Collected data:
+===+

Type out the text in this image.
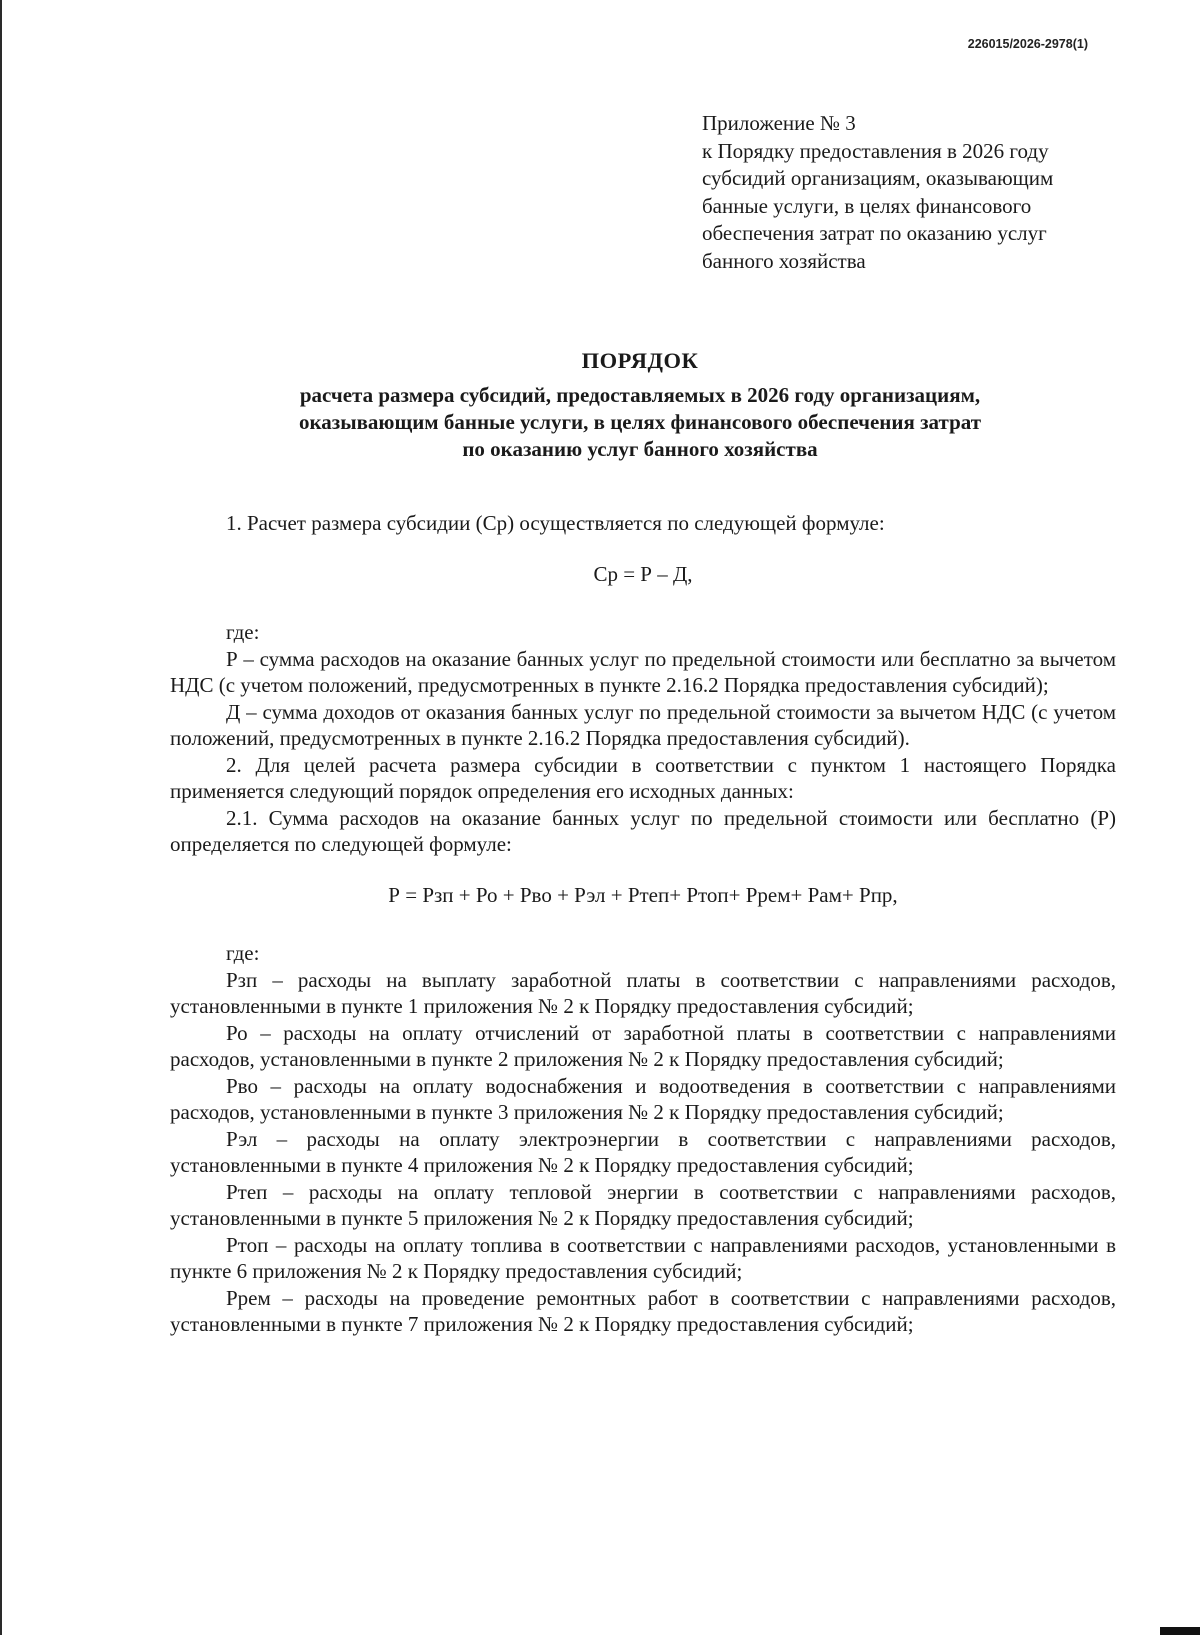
226015/2026-2978(1)
Приложение № 3
к Порядку предоставления в 2026 году
субсидий организациям, оказывающим
банные услуги, в целях финансового
обеспечения затрат по оказанию услуг
банного хозяйства
ПОРЯДОК
расчета размера субсидий, предоставляемых в 2026 году организациям,
оказывающим банные услуги, в целях финансового обеспечения затрат
по оказанию услуг банного хозяйства

1. Расчет размера субсидии (Ср) осуществляется по следующей формуле:

Ср = Р – Д,

где:

Р – сумма расходов на оказание банных услуг по предельной стоимости или бесплатно за вычетом НДС (с учетом положений, предусмотренных в пункте 2.16.2 Порядка предоставления субсидий);

Д – сумма доходов от оказания банных услуг по предельной стоимости за вычетом НДС (с учетом положений, предусмотренных в пункте 2.16.2 Порядка предоставления субсидий).

2. Для целей расчета размера субсидии в соответствии с пунктом 1 настоящего Порядка применяется следующий порядок определения его исходных данных:

2.1. Сумма расходов на оказание банных услуг по предельной стоимости или бесплатно (Р) определяется по следующей формуле:

Р = Рзп + Ро + Рво + Рэл + Ртеп+ Ртоп+ Ррем+ Рам+ Рпр,

где:

Рзп – расходы на выплату заработной платы в соответствии с направлениями расходов, установленными в пункте 1 приложения № 2 к Порядку предоставления субсидий;

Ро – расходы на оплату отчислений от заработной платы в соответствии с направлениями расходов, установленными в пункте 2 приложения № 2 к Порядку предоставления субсидий;

Рво – расходы на оплату водоснабжения и водоотведения в соответствии с направлениями расходов, установленными в пункте 3 приложения № 2 к Порядку предоставления субсидий;

Рэл – расходы на оплату электроэнергии в соответствии с направлениями расходов, установленными в пункте 4 приложения № 2 к Порядку предоставления субсидий;

Ртеп – расходы на оплату тепловой энергии в соответствии с направлениями расходов, установленными в пункте 5 приложения № 2 к Порядку предоставления субсидий;

Ртоп – расходы на оплату топлива в соответствии с направлениями расходов, установленными в пункте 6 приложения № 2 к Порядку предоставления субсидий;

Ррем – расходы на проведение ремонтных работ в соответствии с направлениями расходов, установленными в пункте 7 приложения № 2 к Порядку предоставления субсидий;
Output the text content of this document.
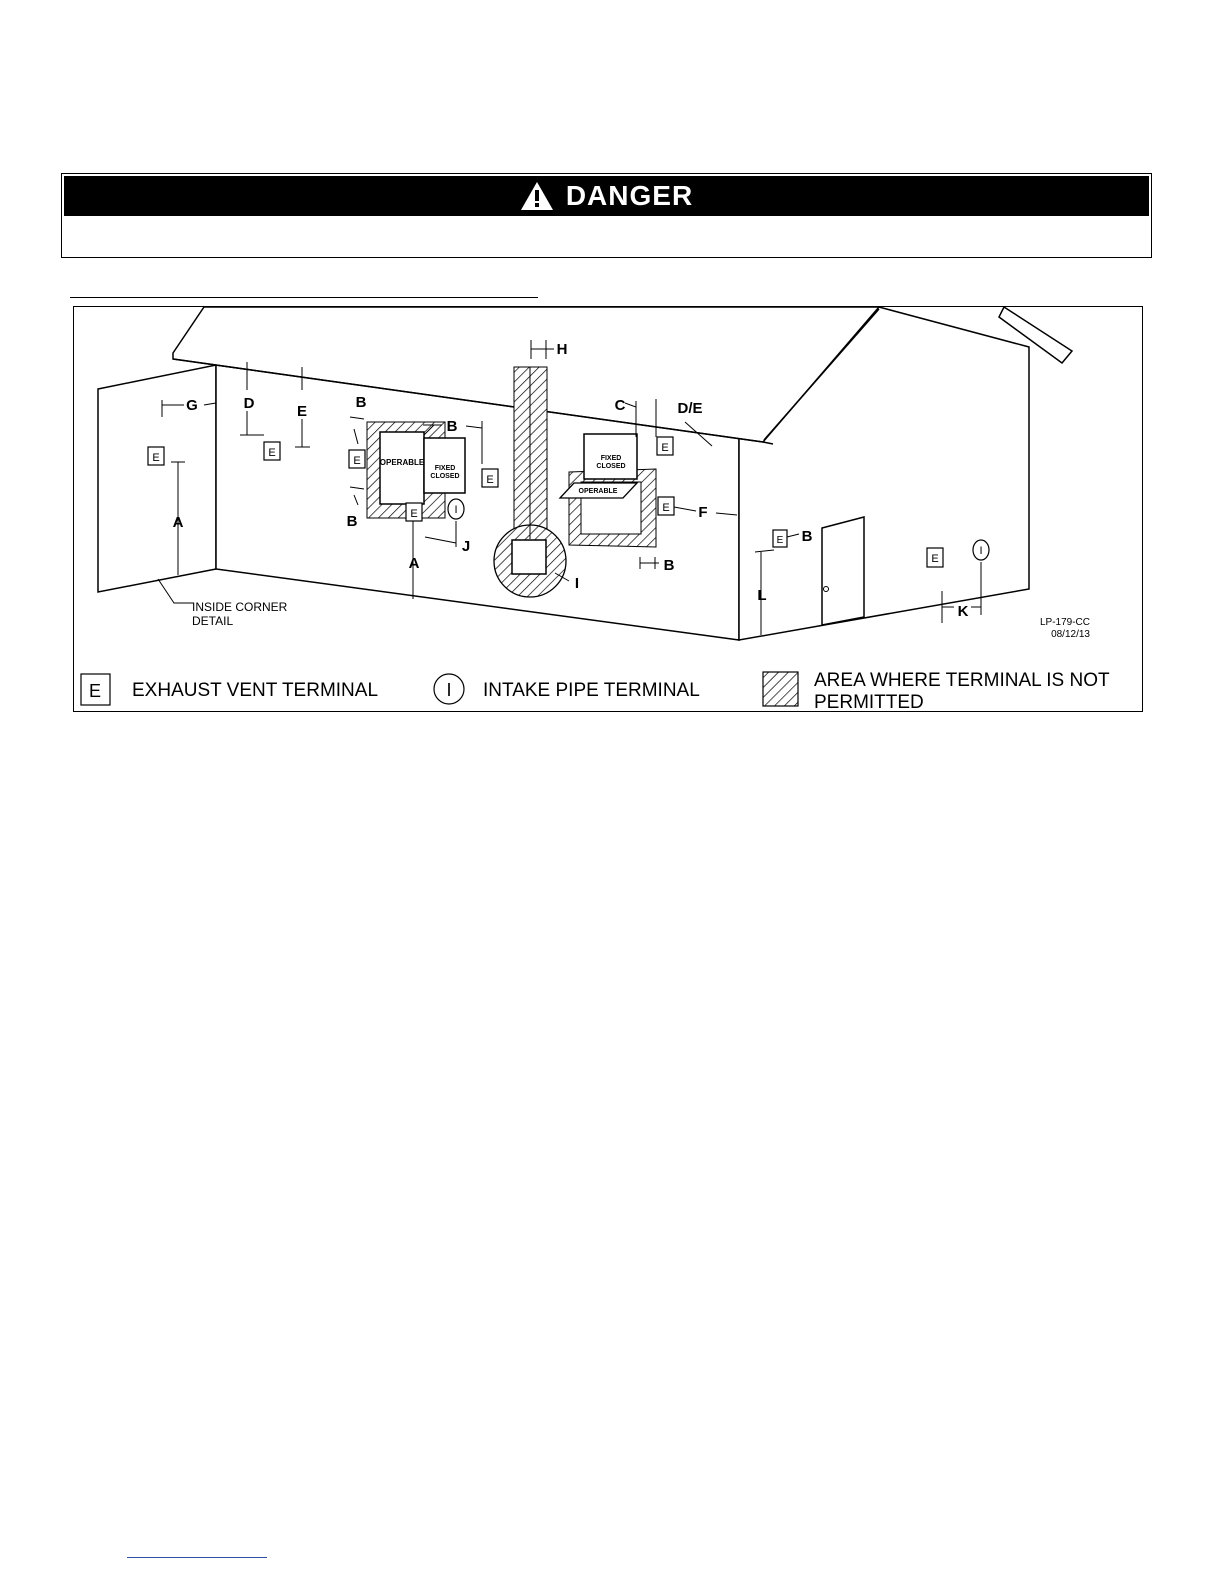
DANGER
OPERABLE
FIXED
CLOSED
FIXED
CLOSED
OPERABLE
E	E
E
E
E
E
E
E
E
I
I
A
G	D	E
B
B
B
A
J
H
I
C	D/E
F
B
B
L
K
INSIDE CORNER
DETAIL	LP-179-CC
08/12/13
E EXHAUST VENT TERMINAL	I INTAKE PIPE TERMINAL	AREA WHERE TERMINAL IS NOT
PERMITTED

+===+

▶ [WORK TO DO]:
Lines that hold "обеспечения" are the ones to copy; find all of them.

▶ [ANSWER]:
обеспечения затрат по оказанию услуг
оказывающим банные услуги, в целях финансового обеспечения затрат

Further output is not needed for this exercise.